[Data provided]
* * * * *
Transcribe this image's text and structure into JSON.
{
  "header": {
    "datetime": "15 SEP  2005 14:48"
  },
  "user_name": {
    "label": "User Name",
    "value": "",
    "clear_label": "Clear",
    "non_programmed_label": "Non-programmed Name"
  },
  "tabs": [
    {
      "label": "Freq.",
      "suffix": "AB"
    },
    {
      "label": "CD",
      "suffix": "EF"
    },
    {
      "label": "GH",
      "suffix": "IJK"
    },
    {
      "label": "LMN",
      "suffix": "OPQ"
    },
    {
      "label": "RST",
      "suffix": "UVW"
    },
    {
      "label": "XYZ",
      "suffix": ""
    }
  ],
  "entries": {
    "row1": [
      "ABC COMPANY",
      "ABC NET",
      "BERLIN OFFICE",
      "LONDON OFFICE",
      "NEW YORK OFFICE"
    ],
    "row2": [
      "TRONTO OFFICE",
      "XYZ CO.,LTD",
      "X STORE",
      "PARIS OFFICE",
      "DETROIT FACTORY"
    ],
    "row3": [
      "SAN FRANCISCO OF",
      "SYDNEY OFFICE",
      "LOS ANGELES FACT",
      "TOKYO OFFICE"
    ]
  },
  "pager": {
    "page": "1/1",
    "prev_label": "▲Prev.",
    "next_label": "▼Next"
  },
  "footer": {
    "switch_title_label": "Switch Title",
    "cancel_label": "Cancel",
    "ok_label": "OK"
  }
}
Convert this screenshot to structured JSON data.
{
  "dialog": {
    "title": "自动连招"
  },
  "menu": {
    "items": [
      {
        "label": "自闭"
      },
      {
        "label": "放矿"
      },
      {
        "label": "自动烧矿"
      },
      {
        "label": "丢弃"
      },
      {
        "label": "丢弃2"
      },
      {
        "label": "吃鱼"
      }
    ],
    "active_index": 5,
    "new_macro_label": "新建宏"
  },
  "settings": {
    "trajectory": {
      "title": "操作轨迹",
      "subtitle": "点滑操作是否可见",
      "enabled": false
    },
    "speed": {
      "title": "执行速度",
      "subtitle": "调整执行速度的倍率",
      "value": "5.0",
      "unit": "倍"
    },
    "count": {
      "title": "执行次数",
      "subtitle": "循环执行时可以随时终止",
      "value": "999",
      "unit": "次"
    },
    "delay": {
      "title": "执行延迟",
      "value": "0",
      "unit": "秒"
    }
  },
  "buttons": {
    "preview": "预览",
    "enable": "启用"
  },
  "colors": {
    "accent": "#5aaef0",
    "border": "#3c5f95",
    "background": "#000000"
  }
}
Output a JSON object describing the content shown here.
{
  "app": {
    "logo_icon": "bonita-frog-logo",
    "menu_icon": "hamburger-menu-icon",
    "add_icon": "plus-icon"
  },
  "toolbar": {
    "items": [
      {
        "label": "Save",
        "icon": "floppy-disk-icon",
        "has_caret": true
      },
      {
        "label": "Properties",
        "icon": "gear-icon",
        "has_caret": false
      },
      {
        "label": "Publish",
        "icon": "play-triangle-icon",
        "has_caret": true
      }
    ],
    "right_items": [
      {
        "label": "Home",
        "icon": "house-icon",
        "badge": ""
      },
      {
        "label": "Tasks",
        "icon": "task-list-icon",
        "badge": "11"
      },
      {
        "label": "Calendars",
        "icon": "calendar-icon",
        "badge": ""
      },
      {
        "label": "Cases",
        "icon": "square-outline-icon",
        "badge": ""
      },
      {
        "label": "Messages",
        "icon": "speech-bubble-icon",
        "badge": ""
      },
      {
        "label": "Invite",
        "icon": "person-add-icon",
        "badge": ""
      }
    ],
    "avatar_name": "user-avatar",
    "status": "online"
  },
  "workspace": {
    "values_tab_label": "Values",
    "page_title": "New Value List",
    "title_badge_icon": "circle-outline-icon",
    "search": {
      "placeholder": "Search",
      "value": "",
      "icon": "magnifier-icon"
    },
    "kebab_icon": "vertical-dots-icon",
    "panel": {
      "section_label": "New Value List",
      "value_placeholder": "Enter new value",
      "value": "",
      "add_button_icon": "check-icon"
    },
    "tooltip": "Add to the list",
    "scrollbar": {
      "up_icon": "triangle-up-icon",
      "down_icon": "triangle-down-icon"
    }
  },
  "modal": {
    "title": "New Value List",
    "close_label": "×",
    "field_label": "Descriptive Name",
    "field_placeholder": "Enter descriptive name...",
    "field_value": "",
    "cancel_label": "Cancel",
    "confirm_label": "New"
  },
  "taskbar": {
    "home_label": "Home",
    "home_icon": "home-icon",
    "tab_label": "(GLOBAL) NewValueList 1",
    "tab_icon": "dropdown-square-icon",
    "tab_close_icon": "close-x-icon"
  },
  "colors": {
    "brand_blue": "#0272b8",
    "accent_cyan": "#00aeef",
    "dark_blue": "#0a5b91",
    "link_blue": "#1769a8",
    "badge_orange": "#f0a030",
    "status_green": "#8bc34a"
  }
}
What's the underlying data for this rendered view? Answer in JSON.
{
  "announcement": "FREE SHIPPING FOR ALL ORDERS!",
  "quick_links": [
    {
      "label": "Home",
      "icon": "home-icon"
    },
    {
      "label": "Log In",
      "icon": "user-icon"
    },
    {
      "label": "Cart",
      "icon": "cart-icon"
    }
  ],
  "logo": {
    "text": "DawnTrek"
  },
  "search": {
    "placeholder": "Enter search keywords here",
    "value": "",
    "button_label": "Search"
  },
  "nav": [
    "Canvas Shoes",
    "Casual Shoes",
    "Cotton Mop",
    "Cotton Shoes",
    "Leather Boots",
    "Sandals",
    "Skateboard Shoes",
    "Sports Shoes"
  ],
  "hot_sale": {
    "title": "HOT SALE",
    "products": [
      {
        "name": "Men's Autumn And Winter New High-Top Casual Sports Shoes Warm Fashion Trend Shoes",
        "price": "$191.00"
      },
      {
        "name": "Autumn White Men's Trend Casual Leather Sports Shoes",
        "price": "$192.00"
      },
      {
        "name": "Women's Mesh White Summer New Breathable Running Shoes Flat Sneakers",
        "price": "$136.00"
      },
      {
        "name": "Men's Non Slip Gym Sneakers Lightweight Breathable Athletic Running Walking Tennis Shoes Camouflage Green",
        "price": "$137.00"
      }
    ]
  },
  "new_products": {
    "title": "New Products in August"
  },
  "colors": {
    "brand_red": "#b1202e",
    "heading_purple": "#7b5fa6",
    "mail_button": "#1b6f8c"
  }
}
* * * * *
[Exercise instructions] Copy out each line of the material that holds the word "Sports".

[Solved problem]
    "Sports Shoes"
        "name": "Men's Autumn And Winter New High-Top Casual Sports Shoes Warm Fashion Trend Shoes",
        "name": "Autumn White Men's Trend Casual Leather Sports Shoes",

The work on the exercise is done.